** GIVEN REQUEST **
Pull each line holding "title" out of the entries below.

::: AVAILABLE DATA :::

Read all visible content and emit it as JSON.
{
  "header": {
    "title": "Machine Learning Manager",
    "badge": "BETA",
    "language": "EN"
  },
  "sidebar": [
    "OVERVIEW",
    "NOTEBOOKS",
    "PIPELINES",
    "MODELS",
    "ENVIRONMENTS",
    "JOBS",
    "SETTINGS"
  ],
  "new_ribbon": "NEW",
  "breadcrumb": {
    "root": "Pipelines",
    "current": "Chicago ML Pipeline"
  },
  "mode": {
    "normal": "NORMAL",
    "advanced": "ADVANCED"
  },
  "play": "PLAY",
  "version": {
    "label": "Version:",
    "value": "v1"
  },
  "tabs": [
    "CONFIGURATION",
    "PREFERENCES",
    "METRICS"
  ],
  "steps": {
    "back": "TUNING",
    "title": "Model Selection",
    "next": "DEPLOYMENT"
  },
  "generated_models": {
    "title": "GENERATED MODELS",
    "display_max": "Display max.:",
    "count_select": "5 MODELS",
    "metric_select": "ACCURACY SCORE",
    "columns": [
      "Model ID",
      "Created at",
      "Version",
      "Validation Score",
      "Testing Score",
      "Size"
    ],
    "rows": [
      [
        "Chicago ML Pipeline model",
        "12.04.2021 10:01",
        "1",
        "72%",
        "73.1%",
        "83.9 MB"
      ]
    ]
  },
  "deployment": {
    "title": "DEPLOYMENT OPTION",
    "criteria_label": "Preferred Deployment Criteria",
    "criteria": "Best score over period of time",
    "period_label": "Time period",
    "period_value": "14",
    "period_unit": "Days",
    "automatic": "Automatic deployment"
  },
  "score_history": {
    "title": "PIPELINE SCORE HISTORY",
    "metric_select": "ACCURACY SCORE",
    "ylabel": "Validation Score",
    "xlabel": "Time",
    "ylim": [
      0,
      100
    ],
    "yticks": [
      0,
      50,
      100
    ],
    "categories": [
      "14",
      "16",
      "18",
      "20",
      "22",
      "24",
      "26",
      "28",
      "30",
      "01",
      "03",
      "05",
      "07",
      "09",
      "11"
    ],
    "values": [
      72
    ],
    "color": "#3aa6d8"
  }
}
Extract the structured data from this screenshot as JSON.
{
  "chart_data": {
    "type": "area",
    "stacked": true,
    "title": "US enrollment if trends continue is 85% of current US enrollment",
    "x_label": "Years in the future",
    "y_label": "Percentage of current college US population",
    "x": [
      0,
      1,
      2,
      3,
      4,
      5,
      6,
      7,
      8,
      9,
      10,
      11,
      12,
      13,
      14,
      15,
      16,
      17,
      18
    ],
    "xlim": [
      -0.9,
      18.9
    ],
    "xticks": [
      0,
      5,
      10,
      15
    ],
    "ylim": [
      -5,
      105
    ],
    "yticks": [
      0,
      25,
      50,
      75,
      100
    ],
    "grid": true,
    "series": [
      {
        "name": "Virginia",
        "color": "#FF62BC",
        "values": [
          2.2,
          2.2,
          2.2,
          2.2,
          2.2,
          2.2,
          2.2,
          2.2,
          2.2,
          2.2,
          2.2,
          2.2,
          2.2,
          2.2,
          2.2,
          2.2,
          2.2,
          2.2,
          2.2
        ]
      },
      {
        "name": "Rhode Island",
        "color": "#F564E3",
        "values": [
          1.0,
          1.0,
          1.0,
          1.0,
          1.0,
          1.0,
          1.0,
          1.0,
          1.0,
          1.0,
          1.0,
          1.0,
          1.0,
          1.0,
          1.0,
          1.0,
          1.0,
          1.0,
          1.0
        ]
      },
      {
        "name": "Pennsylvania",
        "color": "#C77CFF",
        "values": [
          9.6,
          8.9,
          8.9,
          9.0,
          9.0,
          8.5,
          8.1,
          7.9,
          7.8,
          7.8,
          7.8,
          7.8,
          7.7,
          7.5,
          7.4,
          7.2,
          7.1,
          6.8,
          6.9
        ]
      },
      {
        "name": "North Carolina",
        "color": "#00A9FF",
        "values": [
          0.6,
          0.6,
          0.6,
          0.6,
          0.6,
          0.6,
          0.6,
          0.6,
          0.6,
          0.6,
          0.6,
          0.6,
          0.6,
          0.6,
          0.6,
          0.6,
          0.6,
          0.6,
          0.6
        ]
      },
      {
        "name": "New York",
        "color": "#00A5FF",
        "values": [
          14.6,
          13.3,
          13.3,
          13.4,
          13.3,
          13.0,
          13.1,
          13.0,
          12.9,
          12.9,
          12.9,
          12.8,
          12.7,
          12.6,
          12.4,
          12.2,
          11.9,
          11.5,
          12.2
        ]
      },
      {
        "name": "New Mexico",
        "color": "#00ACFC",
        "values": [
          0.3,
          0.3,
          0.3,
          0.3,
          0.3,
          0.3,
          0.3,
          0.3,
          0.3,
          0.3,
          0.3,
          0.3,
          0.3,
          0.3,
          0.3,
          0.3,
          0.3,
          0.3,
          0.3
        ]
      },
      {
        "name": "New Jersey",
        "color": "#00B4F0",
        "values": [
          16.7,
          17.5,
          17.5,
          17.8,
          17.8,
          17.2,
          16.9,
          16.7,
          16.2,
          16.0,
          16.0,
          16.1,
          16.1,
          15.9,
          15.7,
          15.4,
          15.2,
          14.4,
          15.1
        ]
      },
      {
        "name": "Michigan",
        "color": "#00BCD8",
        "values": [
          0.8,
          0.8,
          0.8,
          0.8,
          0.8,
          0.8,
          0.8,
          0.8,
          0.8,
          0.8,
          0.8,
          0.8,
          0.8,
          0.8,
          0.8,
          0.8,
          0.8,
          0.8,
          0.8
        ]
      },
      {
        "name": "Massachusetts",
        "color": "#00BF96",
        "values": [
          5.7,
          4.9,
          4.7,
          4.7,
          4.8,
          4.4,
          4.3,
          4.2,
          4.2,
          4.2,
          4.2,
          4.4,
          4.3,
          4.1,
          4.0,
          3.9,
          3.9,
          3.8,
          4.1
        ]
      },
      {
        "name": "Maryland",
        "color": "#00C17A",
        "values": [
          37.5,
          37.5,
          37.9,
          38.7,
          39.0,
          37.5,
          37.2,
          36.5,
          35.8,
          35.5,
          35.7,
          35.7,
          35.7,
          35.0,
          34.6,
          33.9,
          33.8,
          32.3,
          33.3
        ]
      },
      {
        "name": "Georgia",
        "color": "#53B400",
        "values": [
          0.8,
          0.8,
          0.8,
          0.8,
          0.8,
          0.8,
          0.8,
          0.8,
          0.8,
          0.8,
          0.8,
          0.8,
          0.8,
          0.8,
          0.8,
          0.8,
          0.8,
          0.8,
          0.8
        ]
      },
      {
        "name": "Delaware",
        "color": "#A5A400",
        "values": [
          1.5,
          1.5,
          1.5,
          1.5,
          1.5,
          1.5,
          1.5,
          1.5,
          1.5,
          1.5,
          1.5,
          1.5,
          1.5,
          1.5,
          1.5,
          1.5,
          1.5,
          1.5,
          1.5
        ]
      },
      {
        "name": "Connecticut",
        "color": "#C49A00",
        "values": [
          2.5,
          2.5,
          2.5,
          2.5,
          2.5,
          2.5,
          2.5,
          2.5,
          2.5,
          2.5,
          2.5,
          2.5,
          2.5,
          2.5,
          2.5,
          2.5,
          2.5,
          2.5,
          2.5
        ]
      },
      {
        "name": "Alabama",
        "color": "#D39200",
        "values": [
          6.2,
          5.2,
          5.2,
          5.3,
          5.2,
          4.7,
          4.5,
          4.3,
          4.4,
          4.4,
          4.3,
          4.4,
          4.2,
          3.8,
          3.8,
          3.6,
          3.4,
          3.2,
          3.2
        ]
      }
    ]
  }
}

:::

** RESULT OF THIS TASK **
    "title": "Machine Learning Manager",
    "title": "Model Selection",
    "title": "GENERATED MODELS",
    "title": "DEPLOYMENT OPTION",
    "title": "PIPELINE SCORE HISTORY",
    "title": "US enrollment if trends continue is 85% of current US enrollment",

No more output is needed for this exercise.